(Saved entries)
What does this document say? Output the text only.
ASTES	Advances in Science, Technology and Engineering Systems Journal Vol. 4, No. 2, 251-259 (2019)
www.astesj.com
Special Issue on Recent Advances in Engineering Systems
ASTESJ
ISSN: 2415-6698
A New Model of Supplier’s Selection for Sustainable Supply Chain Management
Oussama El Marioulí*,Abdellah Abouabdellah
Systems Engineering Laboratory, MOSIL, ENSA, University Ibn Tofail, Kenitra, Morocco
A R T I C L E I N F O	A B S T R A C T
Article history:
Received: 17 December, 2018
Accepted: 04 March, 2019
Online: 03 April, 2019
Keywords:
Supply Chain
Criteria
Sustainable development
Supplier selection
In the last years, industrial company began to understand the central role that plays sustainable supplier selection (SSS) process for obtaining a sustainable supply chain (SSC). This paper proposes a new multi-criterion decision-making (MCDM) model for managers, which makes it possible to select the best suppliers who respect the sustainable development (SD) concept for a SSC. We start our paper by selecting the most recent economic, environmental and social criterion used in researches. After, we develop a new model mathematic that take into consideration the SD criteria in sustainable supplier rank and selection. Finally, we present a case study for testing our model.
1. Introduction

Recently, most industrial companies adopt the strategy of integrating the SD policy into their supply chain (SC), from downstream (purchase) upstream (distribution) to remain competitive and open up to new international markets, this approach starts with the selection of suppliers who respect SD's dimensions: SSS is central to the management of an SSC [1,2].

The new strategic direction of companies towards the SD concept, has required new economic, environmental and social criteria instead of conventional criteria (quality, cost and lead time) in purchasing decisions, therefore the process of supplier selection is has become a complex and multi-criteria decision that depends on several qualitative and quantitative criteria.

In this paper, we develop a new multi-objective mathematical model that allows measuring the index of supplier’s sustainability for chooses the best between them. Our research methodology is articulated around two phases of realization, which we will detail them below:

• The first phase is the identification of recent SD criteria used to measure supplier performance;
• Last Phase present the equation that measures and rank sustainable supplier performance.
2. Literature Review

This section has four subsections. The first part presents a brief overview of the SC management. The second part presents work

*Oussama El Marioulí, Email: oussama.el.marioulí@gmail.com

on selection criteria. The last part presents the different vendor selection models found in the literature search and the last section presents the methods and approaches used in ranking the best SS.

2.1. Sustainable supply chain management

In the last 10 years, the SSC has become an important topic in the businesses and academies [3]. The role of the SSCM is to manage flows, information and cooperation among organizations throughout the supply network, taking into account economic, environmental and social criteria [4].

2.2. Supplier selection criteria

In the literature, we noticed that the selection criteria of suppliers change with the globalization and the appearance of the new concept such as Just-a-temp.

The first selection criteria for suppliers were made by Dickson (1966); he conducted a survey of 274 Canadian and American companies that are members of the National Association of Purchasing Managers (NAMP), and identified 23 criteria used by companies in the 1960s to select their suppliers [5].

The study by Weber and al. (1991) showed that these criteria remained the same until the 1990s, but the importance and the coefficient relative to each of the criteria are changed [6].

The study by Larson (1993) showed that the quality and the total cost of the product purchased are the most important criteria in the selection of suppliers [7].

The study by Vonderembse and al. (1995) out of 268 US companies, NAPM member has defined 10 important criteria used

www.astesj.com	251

**Job**
Produce an exact copy of every entry above.

**Written answer**
What does this document say? Output the text only.
ASTES	Advances in Science, Technology and Engineering Systems Journal Vol. 4, No. 2, 251-259 (2019)
www.astesj.com
Special Issue on Recent Advances in Engineering Systems
ASTESJ
ISSN: 2415-6698
A New Model of Supplier’s Selection for Sustainable Supply Chain Management
Oussama El Marioulí*,Abdellah Abouabdellah
Systems Engineering Laboratory, MOSIL, ENSA, University Ibn Tofail, Kenitra, Morocco
A R T I C L E I N F O	A B S T R A C T
Article history:
Received: 17 December, 2018
Accepted: 04 March, 2019
Online: 03 April, 2019
Keywords:
Supply Chain
Criteria
Sustainable development
Supplier selection
In the last years, industrial company began to understand the central role that plays sustainable supplier selection (SSS) process for obtaining a sustainable supply chain (SSC). This paper proposes a new multi-criterion decision-making (MCDM) model for managers, which makes it possible to select the best suppliers who respect the sustainable development (SD) concept for a SSC. We start our paper by selecting the most recent economic, environmental and social criterion used in researches. After, we develop a new model mathematic that take into consideration the SD criteria in sustainable supplier rank and selection. Finally, we present a case study for testing our model.
1. Introduction

Recently, most industrial companies adopt the strategy of integrating the SD policy into their supply chain (SC), from downstream (purchase) upstream (distribution) to remain competitive and open up to new international markets, this approach starts with the selection of suppliers who respect SD's dimensions: SSS is central to the management of an SSC [1,2].

The new strategic direction of companies towards the SD concept, has required new economic, environmental and social criteria instead of conventional criteria (quality, cost and lead time) in purchasing decisions, therefore the process of supplier selection is has become a complex and multi-criteria decision that depends on several qualitative and quantitative criteria.

In this paper, we develop a new multi-objective mathematical model that allows measuring the index of supplier’s sustainability for chooses the best between them. Our research methodology is articulated around two phases of realization, which we will detail them below:

• The first phase is the identification of recent SD criteria used to measure supplier performance;
• Last Phase present the equation that measures and rank sustainable supplier performance.
2. Literature Review

This section has four subsections. The first part presents a brief overview of the SC management. The second part presents work

*Oussama El Marioulí, Email: oussama.el.marioulí@gmail.com

on selection criteria. The last part presents the different vendor selection models found in the literature search and the last section presents the methods and approaches used in ranking the best SS.

2.1. Sustainable supply chain management

In the last 10 years, the SSC has become an important topic in the businesses and academies [3]. The role of the SSCM is to manage flows, information and cooperation among organizations throughout the supply network, taking into account economic, environmental and social criteria [4].

2.2. Supplier selection criteria

In the literature, we noticed that the selection criteria of suppliers change with the globalization and the appearance of the new concept such as Just-a-temp.

The first selection criteria for suppliers were made by Dickson (1966); he conducted a survey of 274 Canadian and American companies that are members of the National Association of Purchasing Managers (NAMP), and identified 23 criteria used by companies in the 1960s to select their suppliers [5].

The study by Weber and al. (1991) showed that these criteria remained the same until the 1990s, but the importance and the coefficient relative to each of the criteria are changed [6].

The study by Larson (1993) showed that the quality and the total cost of the product purchased are the most important criteria in the selection of suppliers [7].

The study by Vonderembse and al. (1995) out of 268 US companies, NAPM member has defined 10 important criteria used

www.astesj.com	251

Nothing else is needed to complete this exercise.